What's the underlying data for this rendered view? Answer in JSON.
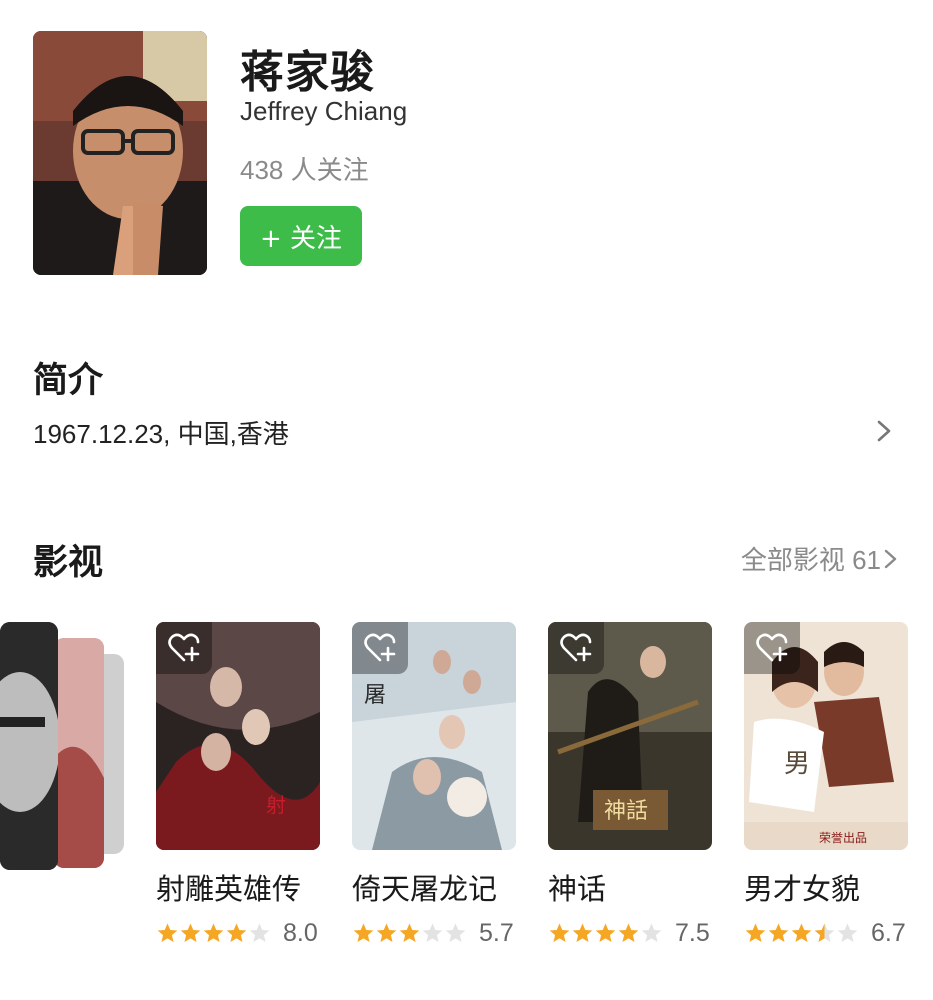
{
  "person": {
    "name_cn": "蒋家骏",
    "name_en": "Jeffrey Chiang",
    "followers": "438 人关注",
    "follow_label": "+ 关注",
    "avatar_icon": "portrait-photo"
  },
  "intro": {
    "title": "简介",
    "text": "1967.12.23, 中国,香港"
  },
  "films": {
    "title": "影视",
    "all_label": "全部影视 61",
    "items": [
      {
        "title": "射雕英雄传",
        "score": "8.0",
        "stars": 4
      },
      {
        "title": "倚天屠龙记",
        "score": "5.7",
        "stars": 3
      },
      {
        "title": "神话",
        "score": "7.5",
        "stars": 4
      },
      {
        "title": "男才女貌",
        "score": "6.7",
        "stars": 3.5
      }
    ]
  },
  "colors": {
    "accent": "#3ebc4a",
    "star_on": "#f5a623",
    "star_off": "#e3e3e3",
    "muted": "#8a8a8a"
  },
  "icons": {
    "heart": "heart-plus-icon",
    "chevron": "chevron-right-icon",
    "star": "star-icon"
  }
}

--

Short exercise :: Pull out each line of the entries that contains "title".

Task output ::
    "title": "简介",
    "title": "影视",
        "title": "射雕英雄传",
        "title": "倚天屠龙记",
        "title": "神话",
        "title": "男才女貌",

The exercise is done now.